| Task description |
Every line below that holds the string "Bóng" should be copied out.

| Task material |
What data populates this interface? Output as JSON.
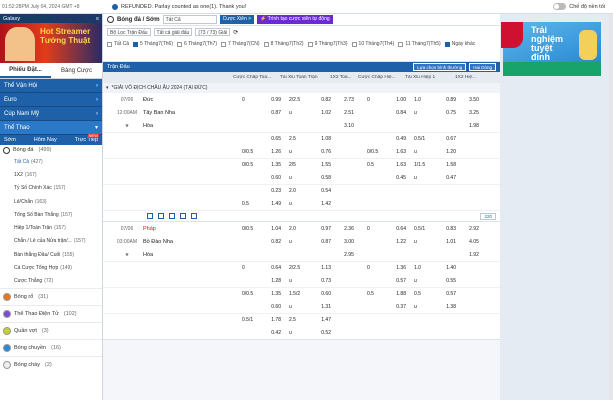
{
  "topbar": {
    "time": "01:52:28PM July 04, 2024 GMT +8",
    "announcement": "REFUNDED. Parlay counted as one(1). Thank you!",
    "dark_mode": "Chế độ nền tối"
  },
  "left": {
    "brand": "Galaxy",
    "banner": {
      "line1": "Hot Streamer",
      "line2": "Tướng Thuật"
    },
    "tabs": [
      "Phiếu Đặt...",
      "Bảng Cược"
    ],
    "cats": [
      {
        "label": "Thể Vận Hội",
        "sel": false
      },
      {
        "label": "Euro",
        "sel": false
      },
      {
        "label": "Cúp Nam Mỹ",
        "sel": false
      },
      {
        "label": "Thể Thao",
        "sel": true
      }
    ],
    "subtabs": [
      "Sớm",
      "Hôm Nay",
      "Trực Tiếp"
    ],
    "live_badge": "NEW",
    "soccer": {
      "label": "Bóng đá",
      "count": "(499)"
    },
    "subs": [
      {
        "label": "Tất Cả",
        "count": "(427)",
        "active": true
      },
      {
        "label": "1X2",
        "count": "(167)"
      },
      {
        "label": "Tỷ Số Chính Xác",
        "count": "(157)"
      },
      {
        "label": "Lẻ/Chẵn",
        "count": "(163)"
      },
      {
        "label": "Tổng Số Bàn Thắng",
        "count": "(157)"
      },
      {
        "label": "Hiệp 1/Toàn Trận",
        "count": "(157)"
      },
      {
        "label": "Chẵn / Lẻ của Nửa trận/...",
        "count": "(157)"
      },
      {
        "label": "Bàn thắng Đầu/ Cuối",
        "count": "(155)"
      },
      {
        "label": "Cá Cược Tổng Hợp",
        "count": "(149)"
      },
      {
        "label": "Cược Thắng",
        "count": "(72)"
      }
    ],
    "sports": [
      {
        "label": "Bóng rổ",
        "count": "(31)",
        "color": "#e8761c"
      },
      {
        "label": "Thể Thao Điện Tử",
        "count": "(102)",
        "color": "#7a4fd0"
      },
      {
        "label": "Quần vợt",
        "count": "(3)",
        "color": "#c8d12a"
      },
      {
        "label": "Bóng chuyền",
        "count": "(16)",
        "color": "#2a88d8"
      },
      {
        "label": "Bóng chày",
        "count": "(2)",
        "color": "#eee"
      }
    ]
  },
  "main": {
    "title": "Bóng đá / Sớm",
    "filter_all": "Tất Cả",
    "btn_bet": "Cược Xiên",
    "btn_bet_icon": ">",
    "btn_promo": "⚡ Trình tạo cược xiên tự động",
    "sel_filter": "Bộ Lọc Trận Đấu",
    "sel_league": "Tất cả giải đấu",
    "sel_count": "(73 / 73) Giải",
    "dates": [
      {
        "label": "Tất Cả",
        "on": false
      },
      {
        "label": "5 Tháng7(Th6)",
        "on": true
      },
      {
        "label": "6 Tháng7(Th7)",
        "on": false
      },
      {
        "label": "7 Tháng7(CN)",
        "on": false
      },
      {
        "label": "8 Tháng7(Th2)",
        "on": false
      },
      {
        "label": "9 Tháng7(Th3)",
        "on": false
      },
      {
        "label": "10 Tháng7(Th4)",
        "on": false
      },
      {
        "label": "11 Tháng7(Th5)",
        "on": false
      },
      {
        "label": "Ngày khác",
        "on": true
      }
    ],
    "bar_label": "Trận Đấu",
    "bar_sort": "Lựa chọn bình thường",
    "bar_odds": "Hai Dòng",
    "cols": [
      "Cược Chấp Toà...",
      "Tài Xỉu Toàn Trận",
      "1X2 Toà...",
      "Cược Chấp Hiệ...",
      "Tài Xỉu Hiệp 1",
      "1X2 Hiệ..."
    ],
    "league": "*GIẢI VÔ ĐỊCH CHÂU ÂU 2024 (TẠI ĐỨC)",
    "matches": [
      {
        "date": "07/06",
        "time": "12:00AM",
        "home": "Đức",
        "away": "Tây Ban Nha",
        "draw": "Hòa",
        "red": false,
        "rows": [
          [
            "0",
            "0.99",
            "2/2.5",
            "0.82",
            "2.73",
            "0",
            "1.00",
            "1.0",
            "0.89",
            "3.50"
          ],
          [
            "",
            "0.87",
            "u",
            "1.02",
            "2.51",
            "",
            "0.84",
            "u",
            "0.75",
            "3.25"
          ],
          [
            "",
            "",
            "",
            "",
            "3.10",
            "",
            "",
            "",
            "",
            "1.98"
          ],
          [
            "",
            "0.65",
            "2.5",
            "1.08",
            "",
            "",
            "0.49",
            "0.5/1",
            "0.67",
            ""
          ],
          [
            "0/0.5",
            "1.26",
            "u",
            "0.76",
            "",
            "0/0.5",
            "1.63",
            "u",
            "1.20",
            ""
          ],
          [
            "0/0.5",
            "1.35",
            "2/5",
            "1.55",
            "",
            "0.5",
            "1.63",
            "1/1.5",
            "1.58",
            ""
          ],
          [
            "",
            "0.60",
            "u",
            "0.58",
            "",
            "",
            "0.45",
            "u",
            "0.47",
            ""
          ],
          [
            "",
            "0.23",
            "2.0",
            "0.54",
            "",
            "",
            "",
            "",
            "",
            ""
          ],
          [
            "0.5",
            "1.49",
            "u",
            "1.42",
            "",
            "",
            "",
            "",
            "",
            ""
          ]
        ],
        "more": "220"
      },
      {
        "date": "07/06",
        "time": "03:00AM",
        "home": "Pháp",
        "away": "Bồ Đào Nha",
        "draw": "Hòa",
        "red": true,
        "rows": [
          [
            "0/0.5",
            "1.04",
            "2.0",
            "0.97",
            "2.36",
            "0",
            "0.64",
            "0.5/1",
            "0.83",
            "2.92"
          ],
          [
            "",
            "0.82",
            "u",
            "0.87",
            "3.00",
            "",
            "1.22",
            "u",
            "1.01",
            "4.05"
          ],
          [
            "",
            "",
            "",
            "",
            "2.95",
            "",
            "",
            "",
            "",
            "1.92"
          ],
          [
            "0",
            "0.64",
            "2/2.5",
            "1.13",
            "",
            "0",
            "1.36",
            "1.0",
            "1.40",
            ""
          ],
          [
            "",
            "1.28",
            "u",
            "0.73",
            "",
            "",
            "0.57",
            "u",
            "0.55",
            ""
          ],
          [
            "0/0.5",
            "1.35",
            "1.5/2",
            "0.60",
            "",
            "0.5",
            "1.88",
            "0.5",
            "0.57",
            ""
          ],
          [
            "",
            "0.60",
            "u",
            "1.31",
            "",
            "",
            "0.37",
            "u",
            "1.38",
            ""
          ],
          [
            "0.5/1",
            "1.78",
            "2.5",
            "1.47",
            "",
            "",
            "",
            "",
            "",
            ""
          ],
          [
            "",
            "0.42",
            "u",
            "0.52",
            "",
            "",
            "",
            "",
            "",
            ""
          ]
        ]
      }
    ]
  },
  "right": {
    "banner_line1": "Trải nghiệm",
    "banner_line2": "tuyệt đỉnh"
  }
}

| Result |
      "label": "Bóng đá",
        "label": "Bóng rổ",
        "label": "Bóng chuyền",
        "label": "Bóng chày",
    "title": "Bóng đá / Sớm",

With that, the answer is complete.